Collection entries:
+-------+

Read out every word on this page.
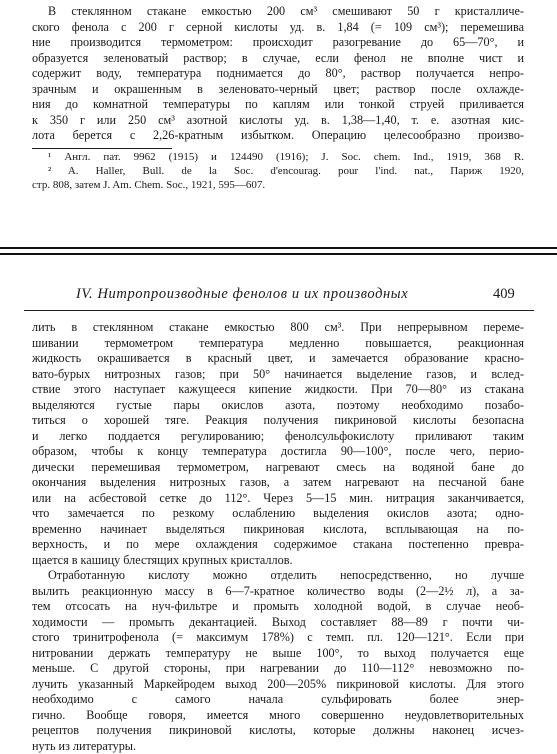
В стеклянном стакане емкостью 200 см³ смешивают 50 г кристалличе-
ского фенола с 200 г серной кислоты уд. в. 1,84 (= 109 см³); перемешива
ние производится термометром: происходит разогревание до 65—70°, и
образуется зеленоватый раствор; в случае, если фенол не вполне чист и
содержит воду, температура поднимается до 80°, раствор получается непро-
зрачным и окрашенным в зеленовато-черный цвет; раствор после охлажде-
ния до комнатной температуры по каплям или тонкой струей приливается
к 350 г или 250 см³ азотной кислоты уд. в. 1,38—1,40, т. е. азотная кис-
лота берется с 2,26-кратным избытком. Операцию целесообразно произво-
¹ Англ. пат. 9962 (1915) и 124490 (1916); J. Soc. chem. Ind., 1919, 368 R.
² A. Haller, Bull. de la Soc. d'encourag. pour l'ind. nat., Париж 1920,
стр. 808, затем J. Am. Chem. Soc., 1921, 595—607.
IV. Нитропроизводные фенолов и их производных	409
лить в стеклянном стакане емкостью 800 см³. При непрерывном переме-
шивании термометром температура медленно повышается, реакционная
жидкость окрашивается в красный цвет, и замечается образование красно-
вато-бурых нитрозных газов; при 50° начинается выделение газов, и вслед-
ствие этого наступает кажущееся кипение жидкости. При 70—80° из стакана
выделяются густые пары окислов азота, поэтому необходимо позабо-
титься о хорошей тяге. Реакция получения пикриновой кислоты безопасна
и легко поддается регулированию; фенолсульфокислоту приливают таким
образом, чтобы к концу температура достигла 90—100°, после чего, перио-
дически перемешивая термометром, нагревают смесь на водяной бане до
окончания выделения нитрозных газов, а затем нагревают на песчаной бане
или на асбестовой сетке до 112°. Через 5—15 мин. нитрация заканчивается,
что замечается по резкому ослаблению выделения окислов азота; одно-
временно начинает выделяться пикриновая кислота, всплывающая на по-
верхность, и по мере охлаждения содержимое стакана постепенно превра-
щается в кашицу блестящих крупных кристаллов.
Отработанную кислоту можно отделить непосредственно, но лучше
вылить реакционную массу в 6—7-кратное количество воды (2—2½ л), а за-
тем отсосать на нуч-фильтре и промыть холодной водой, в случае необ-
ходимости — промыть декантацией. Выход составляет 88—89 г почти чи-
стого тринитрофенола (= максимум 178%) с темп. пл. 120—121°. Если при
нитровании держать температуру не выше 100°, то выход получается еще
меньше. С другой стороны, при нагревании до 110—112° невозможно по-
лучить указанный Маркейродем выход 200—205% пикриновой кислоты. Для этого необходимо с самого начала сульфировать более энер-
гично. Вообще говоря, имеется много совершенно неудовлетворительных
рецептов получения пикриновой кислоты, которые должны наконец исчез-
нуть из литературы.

+-------+

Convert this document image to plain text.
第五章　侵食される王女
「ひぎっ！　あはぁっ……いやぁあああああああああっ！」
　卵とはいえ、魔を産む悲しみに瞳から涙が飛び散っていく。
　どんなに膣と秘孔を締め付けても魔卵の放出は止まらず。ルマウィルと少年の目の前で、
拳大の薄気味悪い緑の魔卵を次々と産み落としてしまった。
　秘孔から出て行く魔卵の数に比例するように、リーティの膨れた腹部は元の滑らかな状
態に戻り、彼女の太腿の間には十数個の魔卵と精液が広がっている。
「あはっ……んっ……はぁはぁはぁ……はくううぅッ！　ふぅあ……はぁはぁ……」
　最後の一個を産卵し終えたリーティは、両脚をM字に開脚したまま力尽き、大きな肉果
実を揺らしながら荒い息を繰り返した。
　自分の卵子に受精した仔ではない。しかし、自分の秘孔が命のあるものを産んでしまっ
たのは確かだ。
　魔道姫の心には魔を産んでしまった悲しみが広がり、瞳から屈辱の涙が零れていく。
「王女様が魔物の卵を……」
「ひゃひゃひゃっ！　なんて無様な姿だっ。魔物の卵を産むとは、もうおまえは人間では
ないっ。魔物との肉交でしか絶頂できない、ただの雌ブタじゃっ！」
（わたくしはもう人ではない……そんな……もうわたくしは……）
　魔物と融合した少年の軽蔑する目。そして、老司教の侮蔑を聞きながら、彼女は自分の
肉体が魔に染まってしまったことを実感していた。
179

+-------+

* _WHAT IS BEING ASKED_:
For each line in the data above that contains the string "термометром", extract the line.

* _CORRECT RESULT_:
ние производится термометром: происходит разогревание до 65—70°, и
шивании термометром температура медленно повышается, реакционная
дически перемешивая термометром, нагревают смесь на водяной бане до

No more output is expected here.